━━━━━ Listed entries

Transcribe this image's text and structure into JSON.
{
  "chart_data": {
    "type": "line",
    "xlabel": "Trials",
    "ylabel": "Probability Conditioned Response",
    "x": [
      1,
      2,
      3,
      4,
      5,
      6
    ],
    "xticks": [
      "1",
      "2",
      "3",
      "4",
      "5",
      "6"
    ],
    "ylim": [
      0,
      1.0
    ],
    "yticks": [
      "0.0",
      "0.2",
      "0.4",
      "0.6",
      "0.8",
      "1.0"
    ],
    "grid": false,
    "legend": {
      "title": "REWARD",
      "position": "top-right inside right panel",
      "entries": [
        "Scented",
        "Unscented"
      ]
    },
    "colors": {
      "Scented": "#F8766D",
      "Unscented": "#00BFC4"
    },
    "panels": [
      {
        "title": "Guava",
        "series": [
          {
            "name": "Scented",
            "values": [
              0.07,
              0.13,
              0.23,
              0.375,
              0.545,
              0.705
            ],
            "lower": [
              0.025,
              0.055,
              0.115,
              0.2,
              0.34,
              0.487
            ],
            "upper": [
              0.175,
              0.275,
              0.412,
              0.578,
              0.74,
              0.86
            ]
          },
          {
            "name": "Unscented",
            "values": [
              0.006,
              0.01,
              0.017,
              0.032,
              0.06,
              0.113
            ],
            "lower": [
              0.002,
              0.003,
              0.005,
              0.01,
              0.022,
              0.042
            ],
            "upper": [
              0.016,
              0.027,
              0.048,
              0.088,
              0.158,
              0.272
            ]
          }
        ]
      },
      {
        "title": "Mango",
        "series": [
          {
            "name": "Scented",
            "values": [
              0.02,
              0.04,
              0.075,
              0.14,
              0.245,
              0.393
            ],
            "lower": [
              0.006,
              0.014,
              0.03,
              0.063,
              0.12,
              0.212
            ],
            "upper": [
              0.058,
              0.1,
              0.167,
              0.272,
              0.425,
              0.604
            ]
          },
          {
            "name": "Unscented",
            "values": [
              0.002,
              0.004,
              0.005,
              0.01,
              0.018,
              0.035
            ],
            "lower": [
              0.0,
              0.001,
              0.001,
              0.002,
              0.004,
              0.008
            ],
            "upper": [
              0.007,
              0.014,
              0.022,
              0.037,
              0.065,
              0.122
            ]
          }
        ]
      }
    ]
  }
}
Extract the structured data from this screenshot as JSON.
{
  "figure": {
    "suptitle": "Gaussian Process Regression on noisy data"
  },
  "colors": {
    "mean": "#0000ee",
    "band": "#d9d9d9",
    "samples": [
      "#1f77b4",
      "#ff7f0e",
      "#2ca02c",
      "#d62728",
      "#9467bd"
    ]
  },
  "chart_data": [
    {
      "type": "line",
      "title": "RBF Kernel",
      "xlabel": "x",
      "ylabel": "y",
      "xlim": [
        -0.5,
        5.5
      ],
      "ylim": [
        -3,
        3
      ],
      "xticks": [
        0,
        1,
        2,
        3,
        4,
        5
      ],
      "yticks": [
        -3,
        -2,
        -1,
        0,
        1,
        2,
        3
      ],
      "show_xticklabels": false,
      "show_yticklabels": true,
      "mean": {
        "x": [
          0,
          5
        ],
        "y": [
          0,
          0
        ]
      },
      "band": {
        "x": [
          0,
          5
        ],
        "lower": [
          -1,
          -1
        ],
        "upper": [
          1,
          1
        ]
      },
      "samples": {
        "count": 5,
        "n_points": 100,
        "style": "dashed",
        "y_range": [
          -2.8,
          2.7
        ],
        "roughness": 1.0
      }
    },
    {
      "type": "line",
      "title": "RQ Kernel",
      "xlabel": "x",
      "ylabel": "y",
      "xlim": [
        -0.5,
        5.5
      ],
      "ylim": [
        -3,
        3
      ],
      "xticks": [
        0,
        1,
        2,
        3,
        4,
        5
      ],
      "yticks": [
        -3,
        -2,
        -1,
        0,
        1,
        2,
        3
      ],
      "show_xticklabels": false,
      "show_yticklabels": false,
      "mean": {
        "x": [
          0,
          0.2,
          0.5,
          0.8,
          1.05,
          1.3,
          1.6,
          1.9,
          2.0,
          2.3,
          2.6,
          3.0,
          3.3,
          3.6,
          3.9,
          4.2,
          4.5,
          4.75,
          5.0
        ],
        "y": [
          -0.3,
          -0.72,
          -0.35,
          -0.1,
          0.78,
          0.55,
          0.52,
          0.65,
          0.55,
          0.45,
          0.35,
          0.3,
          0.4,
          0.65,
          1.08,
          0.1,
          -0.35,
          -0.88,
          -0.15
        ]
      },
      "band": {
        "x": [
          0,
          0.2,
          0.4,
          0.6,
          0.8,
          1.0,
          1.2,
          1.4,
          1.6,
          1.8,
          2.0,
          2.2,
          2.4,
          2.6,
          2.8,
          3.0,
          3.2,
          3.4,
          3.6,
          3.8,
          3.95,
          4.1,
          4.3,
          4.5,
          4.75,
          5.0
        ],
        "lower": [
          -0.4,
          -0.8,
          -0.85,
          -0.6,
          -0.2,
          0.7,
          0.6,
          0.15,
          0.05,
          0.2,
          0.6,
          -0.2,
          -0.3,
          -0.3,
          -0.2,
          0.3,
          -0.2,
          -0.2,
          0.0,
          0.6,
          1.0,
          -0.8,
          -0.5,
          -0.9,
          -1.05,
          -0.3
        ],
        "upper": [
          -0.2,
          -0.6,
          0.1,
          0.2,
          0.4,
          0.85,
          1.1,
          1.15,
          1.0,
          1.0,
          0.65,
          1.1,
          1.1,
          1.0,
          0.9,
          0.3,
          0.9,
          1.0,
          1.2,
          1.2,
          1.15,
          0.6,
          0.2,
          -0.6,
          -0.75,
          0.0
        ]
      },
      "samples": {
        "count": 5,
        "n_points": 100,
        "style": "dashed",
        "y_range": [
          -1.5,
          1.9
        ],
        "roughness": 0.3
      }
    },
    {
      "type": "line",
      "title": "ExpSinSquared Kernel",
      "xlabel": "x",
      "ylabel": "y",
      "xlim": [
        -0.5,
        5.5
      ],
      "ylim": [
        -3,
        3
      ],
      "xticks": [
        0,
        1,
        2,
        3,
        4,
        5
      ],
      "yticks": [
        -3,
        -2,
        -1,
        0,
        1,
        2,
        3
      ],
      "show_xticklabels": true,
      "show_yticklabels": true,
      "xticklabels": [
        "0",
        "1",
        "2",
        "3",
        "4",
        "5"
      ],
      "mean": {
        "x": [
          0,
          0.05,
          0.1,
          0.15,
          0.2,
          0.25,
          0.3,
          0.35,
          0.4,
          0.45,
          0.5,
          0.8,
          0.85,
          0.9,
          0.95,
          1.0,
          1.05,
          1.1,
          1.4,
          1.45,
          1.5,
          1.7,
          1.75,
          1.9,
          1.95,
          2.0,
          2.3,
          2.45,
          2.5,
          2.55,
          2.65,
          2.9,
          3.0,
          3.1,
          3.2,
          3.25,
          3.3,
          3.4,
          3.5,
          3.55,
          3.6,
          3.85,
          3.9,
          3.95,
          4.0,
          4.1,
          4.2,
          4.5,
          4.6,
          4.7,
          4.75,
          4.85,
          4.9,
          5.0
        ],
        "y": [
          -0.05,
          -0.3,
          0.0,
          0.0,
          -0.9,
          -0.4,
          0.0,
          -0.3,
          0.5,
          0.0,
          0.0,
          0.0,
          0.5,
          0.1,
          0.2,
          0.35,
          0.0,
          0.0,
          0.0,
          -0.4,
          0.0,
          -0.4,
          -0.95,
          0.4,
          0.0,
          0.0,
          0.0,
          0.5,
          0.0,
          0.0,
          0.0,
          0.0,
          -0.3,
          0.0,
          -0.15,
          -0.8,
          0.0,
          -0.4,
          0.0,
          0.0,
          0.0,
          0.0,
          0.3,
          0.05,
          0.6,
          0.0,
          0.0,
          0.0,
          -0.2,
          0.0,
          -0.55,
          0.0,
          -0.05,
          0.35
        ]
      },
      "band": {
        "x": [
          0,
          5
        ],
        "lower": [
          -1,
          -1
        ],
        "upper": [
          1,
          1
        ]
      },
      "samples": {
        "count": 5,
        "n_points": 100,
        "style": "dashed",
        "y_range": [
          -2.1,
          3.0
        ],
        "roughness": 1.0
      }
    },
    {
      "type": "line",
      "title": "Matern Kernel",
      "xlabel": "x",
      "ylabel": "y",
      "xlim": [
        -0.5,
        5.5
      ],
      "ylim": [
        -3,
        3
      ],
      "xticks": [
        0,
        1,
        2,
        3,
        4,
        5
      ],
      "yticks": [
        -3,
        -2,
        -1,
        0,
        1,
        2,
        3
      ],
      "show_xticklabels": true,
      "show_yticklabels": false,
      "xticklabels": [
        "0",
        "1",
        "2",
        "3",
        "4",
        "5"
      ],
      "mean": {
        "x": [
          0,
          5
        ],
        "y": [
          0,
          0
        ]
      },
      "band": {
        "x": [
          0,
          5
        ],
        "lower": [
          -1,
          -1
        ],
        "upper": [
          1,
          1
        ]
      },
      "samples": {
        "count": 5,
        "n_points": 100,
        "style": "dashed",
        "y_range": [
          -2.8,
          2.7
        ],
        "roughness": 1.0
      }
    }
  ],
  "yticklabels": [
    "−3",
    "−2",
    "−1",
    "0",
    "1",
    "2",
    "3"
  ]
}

━━━━━━━━━━

> _Task statement_
Locate the word "this" in the records above, and return each line that has it.

> _Task answer_
Transcribe this image's text and structure into JSON.
Extract the structured data from this screenshot as JSON.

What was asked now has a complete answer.